Keep the images out and copy every entry below exactly.

** start TASK INPUT **

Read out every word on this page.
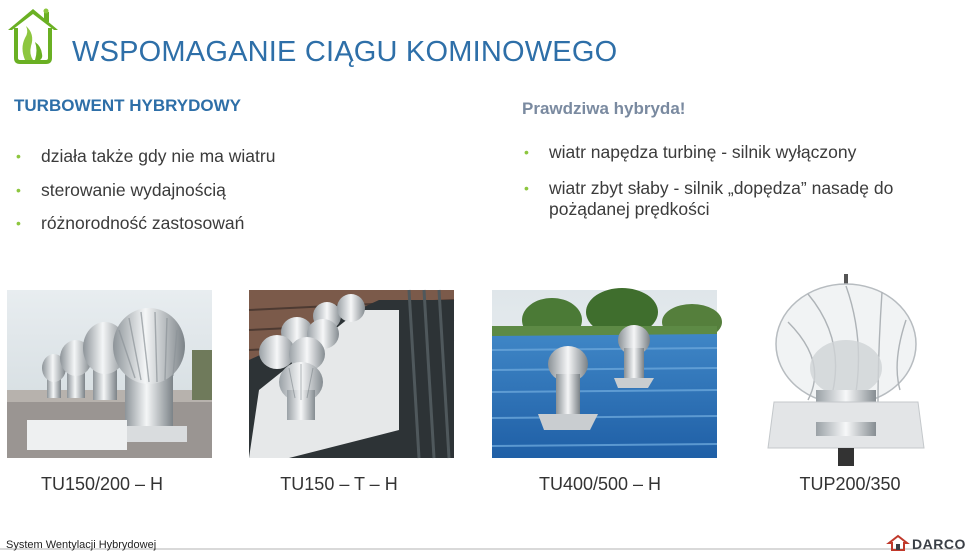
WSPOMAGANIE CIĄGU KOMINOWEGO
TURBOWENT HYBRYDOWY
• działa także gdy nie ma wiatru
• sterowanie wydajnością
• różnorodność zastosowań
Prawdziwa hybryda!
• wiatr napędza turbinę - silnik wyłączony
• wiatr zbyt słaby - silnik „dopędza” nasadę do pożądanej prędkości
TU150/200 – H	TU150 – T – H	TU400/500 – H	TUP200/350
System Wentylacji Hybrydowej	DARCO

** end TASK INPUT **

**CORRECT RESULT:**
Read out every word on this page.
WSPOMAGANIE CIĄGU KOMINOWEGO
TURBOWENT HYBRYDOWY
• działa także gdy nie ma wiatru
• sterowanie wydajnością
• różnorodność zastosowań
Prawdziwa hybryda!
• wiatr napędza turbinę - silnik wyłączony
• wiatr zbyt słaby - silnik „dopędza” nasadę do pożądanej prędkości
TU150/200 – H	TU150 – T – H	TU400/500 – H	TUP200/350
System Wentylacji Hybrydowej	DARCO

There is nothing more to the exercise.